> _WHAT IS BEING ASKED_: Can you copy every line of the records below word for word, with nothing changed?

-- BEGIN --

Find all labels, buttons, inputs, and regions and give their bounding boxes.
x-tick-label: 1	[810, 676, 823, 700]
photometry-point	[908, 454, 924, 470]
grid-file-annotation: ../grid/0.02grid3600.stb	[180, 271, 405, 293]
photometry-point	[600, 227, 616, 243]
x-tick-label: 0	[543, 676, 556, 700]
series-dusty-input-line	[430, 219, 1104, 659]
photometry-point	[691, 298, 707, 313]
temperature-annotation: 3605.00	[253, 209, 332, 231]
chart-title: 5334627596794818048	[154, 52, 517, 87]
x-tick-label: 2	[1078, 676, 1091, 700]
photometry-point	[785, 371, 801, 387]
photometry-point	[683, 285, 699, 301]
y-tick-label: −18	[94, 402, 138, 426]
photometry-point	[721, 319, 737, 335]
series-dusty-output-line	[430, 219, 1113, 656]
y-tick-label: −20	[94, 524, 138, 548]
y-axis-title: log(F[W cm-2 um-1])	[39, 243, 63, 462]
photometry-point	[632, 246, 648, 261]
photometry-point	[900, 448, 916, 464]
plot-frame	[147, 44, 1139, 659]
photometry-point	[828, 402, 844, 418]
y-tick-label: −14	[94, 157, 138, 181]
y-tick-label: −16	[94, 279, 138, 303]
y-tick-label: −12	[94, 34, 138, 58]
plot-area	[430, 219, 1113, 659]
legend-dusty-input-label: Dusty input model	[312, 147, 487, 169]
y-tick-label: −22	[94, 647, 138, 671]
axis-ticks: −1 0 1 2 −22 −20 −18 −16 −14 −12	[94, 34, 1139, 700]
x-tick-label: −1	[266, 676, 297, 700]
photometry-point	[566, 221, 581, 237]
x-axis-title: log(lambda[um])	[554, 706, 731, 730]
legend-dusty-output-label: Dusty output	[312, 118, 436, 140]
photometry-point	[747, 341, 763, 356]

-- END --

> _SOLUTION_:
Find all labels, buttons, inputs, and regions and give their bounding boxes.
x-tick-label: 1	[810, 676, 823, 700]
photometry-point	[908, 454, 924, 470]
grid-file-annotation: ../grid/0.02grid3600.stb	[180, 271, 405, 293]
photometry-point	[600, 227, 616, 243]
x-tick-label: 0	[543, 676, 556, 700]
series-dusty-input-line	[430, 219, 1104, 659]
photometry-point	[691, 298, 707, 313]
temperature-annotation: 3605.00	[253, 209, 332, 231]
chart-title: 5334627596794818048	[154, 52, 517, 87]
x-tick-label: 2	[1078, 676, 1091, 700]
photometry-point	[785, 371, 801, 387]
photometry-point	[683, 285, 699, 301]
y-tick-label: −18	[94, 402, 138, 426]
photometry-point	[721, 319, 737, 335]
series-dusty-output-line	[430, 219, 1113, 656]
y-tick-label: −20	[94, 524, 138, 548]
y-axis-title: log(F[W cm-2 um-1])	[39, 243, 63, 462]
photometry-point	[632, 246, 648, 261]
photometry-point	[900, 448, 916, 464]
plot-frame	[147, 44, 1139, 659]
photometry-point	[828, 402, 844, 418]
y-tick-label: −14	[94, 157, 138, 181]
y-tick-label: −16	[94, 279, 138, 303]
y-tick-label: −12	[94, 34, 138, 58]
plot-area	[430, 219, 1113, 659]
legend-dusty-input-label: Dusty input model	[312, 147, 487, 169]
y-tick-label: −22	[94, 647, 138, 671]
axis-ticks: −1 0 1 2 −22 −20 −18 −16 −14 −12	[94, 34, 1139, 700]
x-tick-label: −1	[266, 676, 297, 700]
photometry-point	[566, 221, 581, 237]
x-axis-title: log(lambda[um])	[554, 706, 731, 730]
legend-dusty-output-label: Dusty output	[312, 118, 436, 140]
photometry-point	[747, 341, 763, 356]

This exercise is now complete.